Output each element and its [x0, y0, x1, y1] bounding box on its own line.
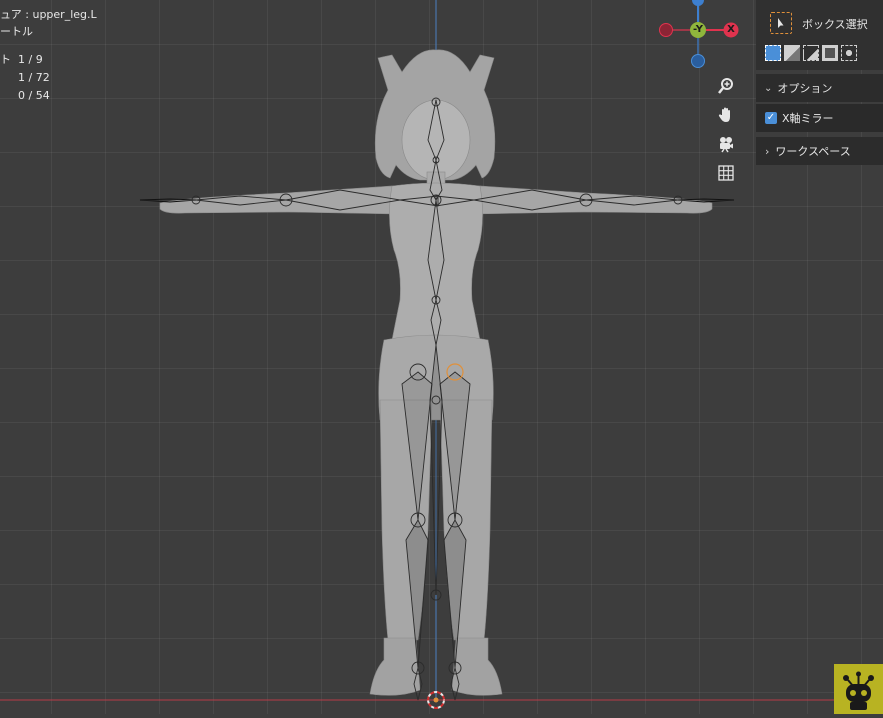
navigation-gizmo[interactable]	[0, 0, 883, 80]
selection-mode-group	[765, 45, 857, 61]
grid-icon	[718, 165, 734, 181]
x-mirror-row: ✓ X軸ミラー	[756, 104, 883, 132]
gizmo-y-label: -Y	[693, 24, 703, 35]
select-extend-mode-icon[interactable]	[784, 45, 800, 61]
addon-logo	[834, 664, 883, 714]
camera-icon	[720, 137, 733, 153]
scene-canvas[interactable]	[0, 0, 883, 714]
select-new-mode-icon[interactable]	[765, 45, 781, 61]
camera-view-button[interactable]	[712, 130, 740, 158]
gizmo-x-label: X	[727, 24, 735, 35]
workspace-header-label: ワークスペース	[775, 145, 851, 158]
cursor-arrow-icon	[778, 18, 784, 28]
x-mirror-label[interactable]: X軸ミラー	[782, 110, 834, 126]
zoom-icon	[718, 78, 733, 94]
options-header-label: オプション	[777, 82, 833, 95]
select-subtract-mode-icon[interactable]	[803, 45, 819, 61]
chevron-down-icon: ⌄	[764, 82, 773, 94]
gizmo-x-negative	[659, 23, 673, 37]
workspace-panel-header[interactable]: › ワークスペース	[756, 137, 883, 165]
robot-logo-icon	[843, 671, 874, 710]
gizmo-z-top	[692, 0, 704, 6]
chevron-right-icon: ›	[765, 144, 770, 158]
select-invert-mode-icon[interactable]	[822, 45, 838, 61]
pan-hand-icon	[718, 107, 730, 122]
gizmo-z-negative	[691, 54, 705, 68]
stats-value-3: 0 / 54	[18, 89, 50, 102]
3d-viewport[interactable]: ... ュア : upper_leg.L ートル ト 1 / 9 1 / 72 …	[0, 0, 883, 714]
pan-button[interactable]	[712, 101, 740, 129]
orthographic-toggle-button[interactable]	[712, 159, 740, 187]
zoom-button[interactable]	[712, 72, 740, 100]
x-mirror-checkbox[interactable]: ✓	[765, 112, 777, 124]
box-select-tool-button[interactable]	[770, 12, 792, 34]
options-panel-header[interactable]: ⌄ オプション	[756, 74, 883, 102]
active-tool-label: ボックス選択	[802, 18, 868, 31]
select-intersect-mode-icon[interactable]	[841, 45, 857, 61]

+-------+

▶ PROBLEM
List the lines from the one with "0, 883, 80]" to the one with "137, 883, 165]" as a numbered list, omitting blank lines.

▶ COMPLETED TASK
1. navigation-gizmo[interactable]	[0, 0, 883, 80]
2. selection-mode-group	[765, 45, 857, 61]
3. grid-icon	[718, 165, 734, 181]
4. x-mirror-row: ✓ X軸ミラー	[756, 104, 883, 132]
5. gizmo-y-label: -Y	[693, 24, 703, 35]
6. select-extend-mode-icon[interactable]	[784, 45, 800, 61]
7. addon-logo	[834, 664, 883, 714]
8. camera-icon	[720, 137, 733, 153]
9. scene-canvas[interactable]	[0, 0, 883, 714]
10. select-new-mode-icon[interactable]	[765, 45, 781, 61]
11. camera-view-button[interactable]	[712, 130, 740, 158]
12. gizmo-x-label: X	[727, 24, 735, 35]
13. workspace-header-label: ワークスペース	[775, 145, 851, 158]
14. cursor-arrow-icon	[778, 18, 784, 28]
15. x-mirror-label[interactable]: X軸ミラー	[782, 110, 834, 126]
16. zoom-icon	[718, 78, 733, 94]
17. options-header-label: オプション	[777, 82, 833, 95]
18. select-subtract-mode-icon[interactable]	[803, 45, 819, 61]
19. chevron-down-icon: ⌄	[764, 82, 773, 94]
20. gizmo-x-negative	[659, 23, 673, 37]
21. workspace-panel-header[interactable]: › ワークスペース	[756, 137, 883, 165]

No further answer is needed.